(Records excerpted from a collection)
* Start *

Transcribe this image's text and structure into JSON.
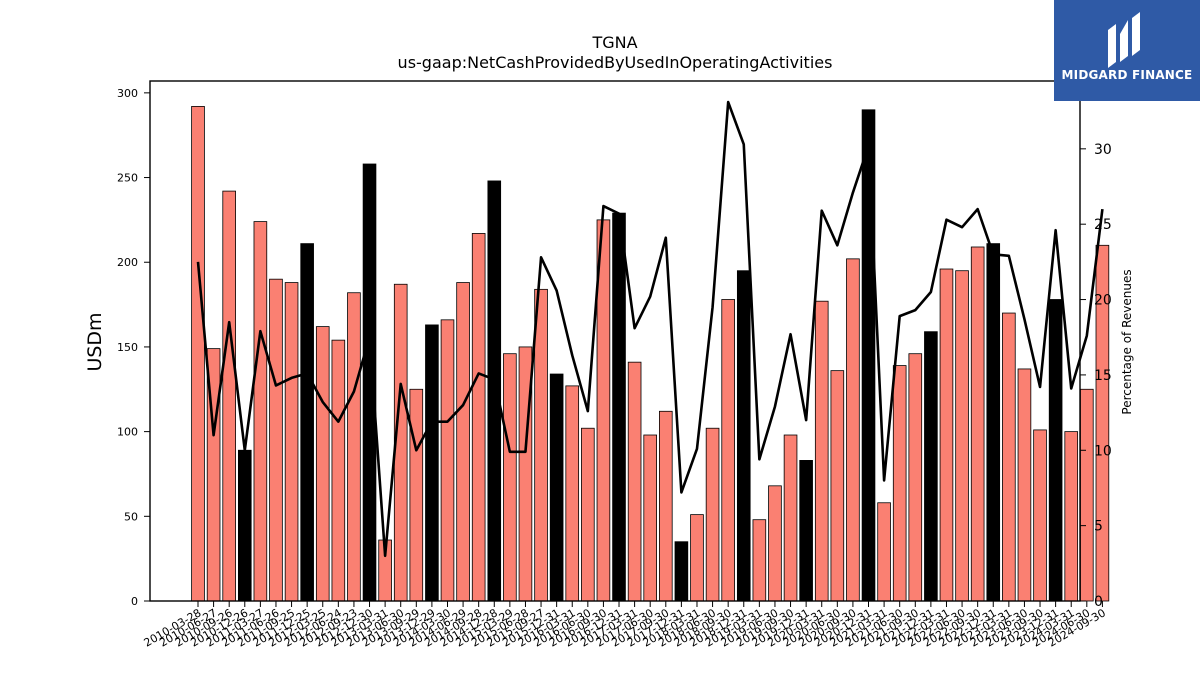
{
  "brand": {
    "name": "MIDGARD FINANCE",
    "bg_color": "#2f5aa6"
  },
  "chart_data": {
    "type": "bar",
    "title": "TGNA",
    "subtitle": "us-gaap:NetCashProvidedByUsedInOperatingActivities",
    "ylabel": "USDm",
    "y2label": "Percentage of Revenues",
    "ylim": [
      0,
      307
    ],
    "y2lim": [
      0,
      34.5
    ],
    "yticks": [
      0,
      50,
      100,
      150,
      200,
      250,
      300
    ],
    "y2ticks": [
      0,
      5,
      10,
      15,
      20,
      25,
      30
    ],
    "bar_color": "#fa8072",
    "q4_bar_color": "#000000",
    "line_color": "#000000",
    "categories": [
      "2010-03-28",
      "2010-06-27",
      "2010-09-26",
      "2010-12-26",
      "2011-03-27",
      "2011-06-26",
      "2011-09-25",
      "2011-12-25",
      "2012-03-25",
      "2012-06-24",
      "2012-09-23",
      "2012-12-30",
      "2013-03-31",
      "2013-06-30",
      "2013-09-29",
      "2013-12-29",
      "2014-03-30",
      "2014-06-29",
      "2014-09-28",
      "2014-12-28",
      "2015-03-29",
      "2015-06-28",
      "2015-09-27",
      "2015-12-31",
      "2016-03-31",
      "2016-06-30",
      "2016-09-30",
      "2016-12-31",
      "2017-03-31",
      "2017-06-30",
      "2017-09-30",
      "2017-12-31",
      "2018-03-31",
      "2018-06-30",
      "2018-09-30",
      "2018-12-31",
      "2019-03-31",
      "2019-06-30",
      "2019-09-30",
      "2019-12-31",
      "2020-03-31",
      "2020-06-30",
      "2020-09-30",
      "2020-12-31",
      "2021-03-31",
      "2021-06-30",
      "2021-09-30",
      "2021-12-31",
      "2022-03-31",
      "2022-06-30",
      "2022-09-30",
      "2022-12-31",
      "2023-03-31",
      "2023-06-30",
      "2023-09-30",
      "2023-12-31",
      "2024-03-31",
      "2024-06-30",
      "2024-09-30"
    ],
    "visible_tick_labels": [
      "2010-03-28",
      "2010-06-27",
      "2010-09-26",
      "2010-12-26",
      "2011-03-27",
      "2011-06-26",
      "2011-09-25",
      "2011-12-25",
      "2012-03-25",
      "2012-06-24",
      "2012-09-23",
      "2012-12-30",
      "2013-03-31",
      "2013-06-30",
      "2013-09-29",
      "2013-12-29",
      "2014-03-30",
      "2014-06-29",
      "2014-09-28",
      "2014-12-28",
      "2015-03-29",
      "2015-06-28",
      "2015-09-27",
      "2015-12-31",
      "2016-03-31",
      "2016-06-30",
      "2016-09-30",
      "2016-12-31",
      "2017-03-31",
      "2017-06-30",
      "2017-09-30",
      "2017-12-31",
      "2018-03-31",
      "2018-06-30",
      "2018-09-30",
      "2018-12-31",
      "2019-03-31",
      "2019-06-30",
      "2019-09-30",
      "2019-12-31",
      "2020-03-31",
      "2020-06-30",
      "2020-09-30",
      "2020-12-31",
      "2021-03-31",
      "2021-06-30",
      "2021-09-30",
      "2021-12-31",
      "2022-03-31",
      "2022-06-30",
      "2022-09-30",
      "2022-12-31",
      "2023-03-31",
      "2023-06-30",
      "2023-09-30",
      "2023-12-31",
      "2024-03-31",
      "2024-06-30",
      "2024-09-30"
    ],
    "series": [
      {
        "values": [
          292,
          149,
          242,
          89,
          224,
          190,
          188,
          211,
          162,
          154,
          182,
          258,
          36,
          187,
          125,
          163,
          166,
          188,
          217,
          248,
          146,
          150,
          184,
          134,
          127,
          102,
          225,
          229,
          141,
          98,
          112,
          35,
          51,
          102,
          178,
          195,
          48,
          68,
          98,
          83,
          177,
          136,
          202,
          290,
          58,
          139,
          146,
          159,
          196,
          195,
          209,
          211,
          170,
          137,
          101,
          178,
          100,
          125,
          210
        ],
        "q4_flags": [
          0,
          0,
          0,
          1,
          0,
          0,
          0,
          1,
          0,
          0,
          0,
          1,
          0,
          0,
          0,
          1,
          0,
          0,
          0,
          1,
          0,
          0,
          0,
          1,
          0,
          0,
          0,
          1,
          0,
          0,
          0,
          1,
          0,
          0,
          0,
          1,
          0,
          0,
          0,
          1,
          0,
          0,
          0,
          1,
          0,
          0,
          0,
          1,
          0,
          0,
          0,
          1,
          0,
          0,
          0,
          1,
          0,
          0,
          0
        ]
      },
      {
        "axis": "right",
        "type": "line",
        "values": [
          22.5,
          11.0,
          18.5,
          10.0,
          17.9,
          14.3,
          14.8,
          15.1,
          13.2,
          11.9,
          13.9,
          17.5,
          3.0,
          14.4,
          10.0,
          11.9,
          11.9,
          13.0,
          15.1,
          14.7,
          9.9,
          9.9,
          22.8,
          20.6,
          16.3,
          12.6,
          26.2,
          25.7,
          18.1,
          20.2,
          24.1,
          7.2,
          10.1,
          19.5,
          33.1,
          30.3,
          9.4,
          12.9,
          17.7,
          12.0,
          25.9,
          23.6,
          27.1,
          30.2,
          8.0,
          18.9,
          19.3,
          20.5,
          25.3,
          24.8,
          26.0,
          23.0,
          22.9,
          18.7,
          14.2,
          24.6,
          14.1,
          17.6,
          26.0
        ]
      }
    ]
  }
}
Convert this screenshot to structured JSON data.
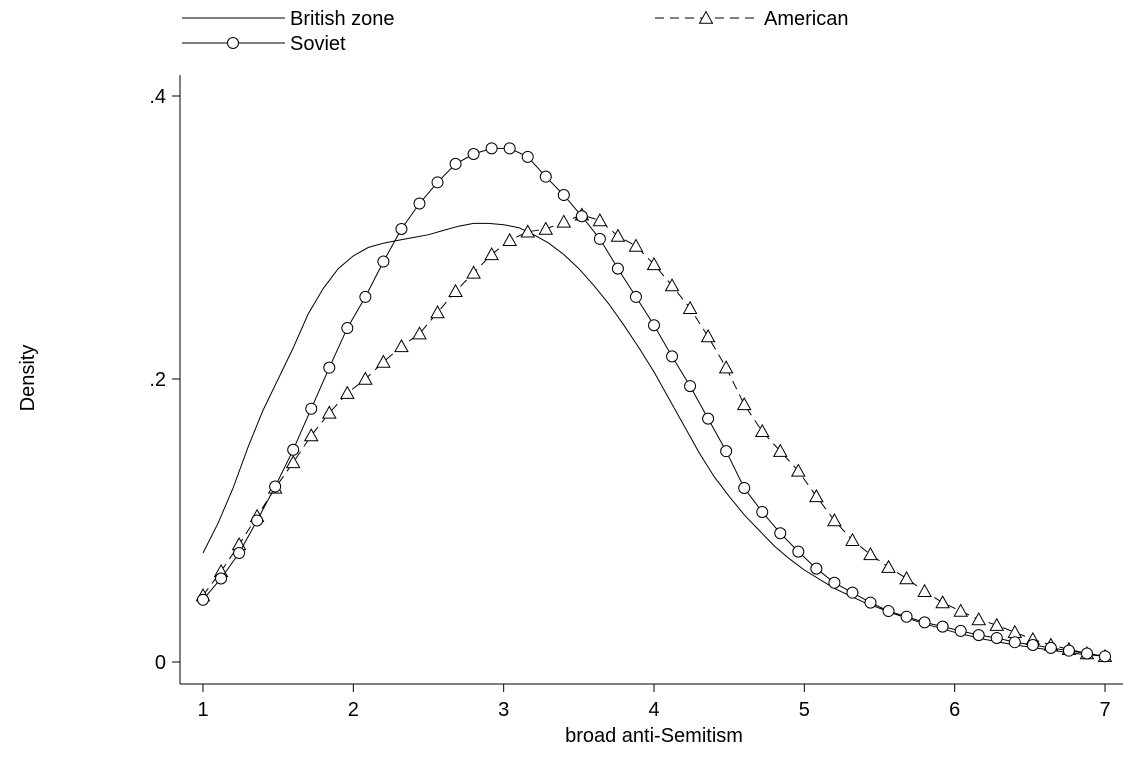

* End *

Omit every picture, then reproduce the rest of the listing exactly.

# WRITTEN RESPONSE
Transcribe this image's text and structure into JSON.
{
  "brand": {
    "name": "MIDGARD FINANCE",
    "bg_color": "#2f5aa6"
  },
  "chart_data": {
    "type": "bar",
    "title": "TGNA",
    "subtitle": "us-gaap:NetCashProvidedByUsedInOperatingActivities",
    "ylabel": "USDm",
    "y2label": "Percentage of Revenues",
    "ylim": [
      0,
      307
    ],
    "y2lim": [
      0,
      34.5
    ],
    "yticks": [
      0,
      50,
      100,
      150,
      200,
      250,
      300
    ],
    "y2ticks": [
      0,
      5,
      10,
      15,
      20,
      25,
      30
    ],
    "bar_color": "#fa8072",
    "q4_bar_color": "#000000",
    "line_color": "#000000",
    "categories": [
      "2010-03-28",
      "2010-06-27",
      "2010-09-26",
      "2010-12-26",
      "2011-03-27",
      "2011-06-26",
      "2011-09-25",
      "2011-12-25",
      "2012-03-25",
      "2012-06-24",
      "2012-09-23",
      "2012-12-30",
      "2013-03-31",
      "2013-06-30",
      "2013-09-29",
      "2013-12-29",
      "2014-03-30",
      "2014-06-29",
      "2014-09-28",
      "2014-12-28",
      "2015-03-29",
      "2015-06-28",
      "2015-09-27",
      "2015-12-31",
      "2016-03-31",
      "2016-06-30",
      "2016-09-30",
      "2016-12-31",
      "2017-03-31",
      "2017-06-30",
      "2017-09-30",
      "2017-12-31",
      "2018-03-31",
      "2018-06-30",
      "2018-09-30",
      "2018-12-31",
      "2019-03-31",
      "2019-06-30",
      "2019-09-30",
      "2019-12-31",
      "2020-03-31",
      "2020-06-30",
      "2020-09-30",
      "2020-12-31",
      "2021-03-31",
      "2021-06-30",
      "2021-09-30",
      "2021-12-31",
      "2022-03-31",
      "2022-06-30",
      "2022-09-30",
      "2022-12-31",
      "2023-03-31",
      "2023-06-30",
      "2023-09-30",
      "2023-12-31",
      "2024-03-31",
      "2024-06-30",
      "2024-09-30"
    ],
    "visible_tick_labels": [
      "2010-03-28",
      "2010-06-27",
      "2010-09-26",
      "2010-12-26",
      "2011-03-27",
      "2011-06-26",
      "2011-09-25",
      "2011-12-25",
      "2012-03-25",
      "2012-06-24",
      "2012-09-23",
      "2012-12-30",
      "2013-03-31",
      "2013-06-30",
      "2013-09-29",
      "2013-12-29",
      "2014-03-30",
      "2014-06-29",
      "2014-09-28",
      "2014-12-28",
      "2015-03-29",
      "2015-06-28",
      "2015-09-27",
      "2015-12-31",
      "2016-03-31",
      "2016-06-30",
      "2016-09-30",
      "2016-12-31",
      "2017-03-31",
      "2017-06-30",
      "2017-09-30",
      "2017-12-31",
      "2018-03-31",
      "2018-06-30",
      "2018-09-30",
      "2018-12-31",
      "2019-03-31",
      "2019-06-30",
      "2019-09-30",
      "2019-12-31",
      "2020-03-31",
      "2020-06-30",
      "2020-09-30",
      "2020-12-31",
      "2021-03-31",
      "2021-06-30",
      "2021-09-30",
      "2021-12-31",
      "2022-03-31",
      "2022-06-30",
      "2022-09-30",
      "2022-12-31",
      "2023-03-31",
      "2023-06-30",
      "2023-09-30",
      "2023-12-31",
      "2024-03-31",
      "2024-06-30",
      "2024-09-30"
    ],
    "series": [
      {
        "values": [
          292,
          149,
          242,
          89,
          224,
          190,
          188,
          211,
          162,
          154,
          182,
          258,
          36,
          187,
          125,
          163,
          166,
          188,
          217,
          248,
          146,
          150,
          184,
          134,
          127,
          102,
          225,
          229,
          141,
          98,
          112,
          35,
          51,
          102,
          178,
          195,
          48,
          68,
          98,
          83,
          177,
          136,
          202,
          290,
          58,
          139,
          146,
          159,
          196,
          195,
          209,
          211,
          170,
          137,
          101,
          178,
          100,
          125,
          210
        ],
        "q4_flags": [
          0,
          0,
          0,
          1,
          0,
          0,
          0,
          1,
          0,
          0,
          0,
          1,
          0,
          0,
          0,
          1,
          0,
          0,
          0,
          1,
          0,
          0,
          0,
          1,
          0,
          0,
          0,
          1,
          0,
          0,
          0,
          1,
          0,
          0,
          0,
          1,
          0,
          0,
          0,
          1,
          0,
          0,
          0,
          1,
          0,
          0,
          0,
          1,
          0,
          0,
          0,
          1,
          0,
          0,
          0,
          1,
          0,
          0,
          0
        ]
      },
      {
        "axis": "right",
        "type": "line",
        "values": [
          22.5,
          11.0,
          18.5,
          10.0,
          17.9,
          14.3,
          14.8,
          15.1,
          13.2,
          11.9,
          13.9,
          17.5,
          3.0,
          14.4,
          10.0,
          11.9,
          11.9,
          13.0,
          15.1,
          14.7,
          9.9,
          9.9,
          22.8,
          20.6,
          16.3,
          12.6,
          26.2,
          25.7,
          18.1,
          20.2,
          24.1,
          7.2,
          10.1,
          19.5,
          33.1,
          30.3,
          9.4,
          12.9,
          17.7,
          12.0,
          25.9,
          23.6,
          27.1,
          30.2,
          8.0,
          18.9,
          19.3,
          20.5,
          25.3,
          24.8,
          26.0,
          23.0,
          22.9,
          18.7,
          14.2,
          24.6,
          14.1,
          17.6,
          26.0
        ]
      }
    ]
  }
}
Convert this screenshot to structured JSON data.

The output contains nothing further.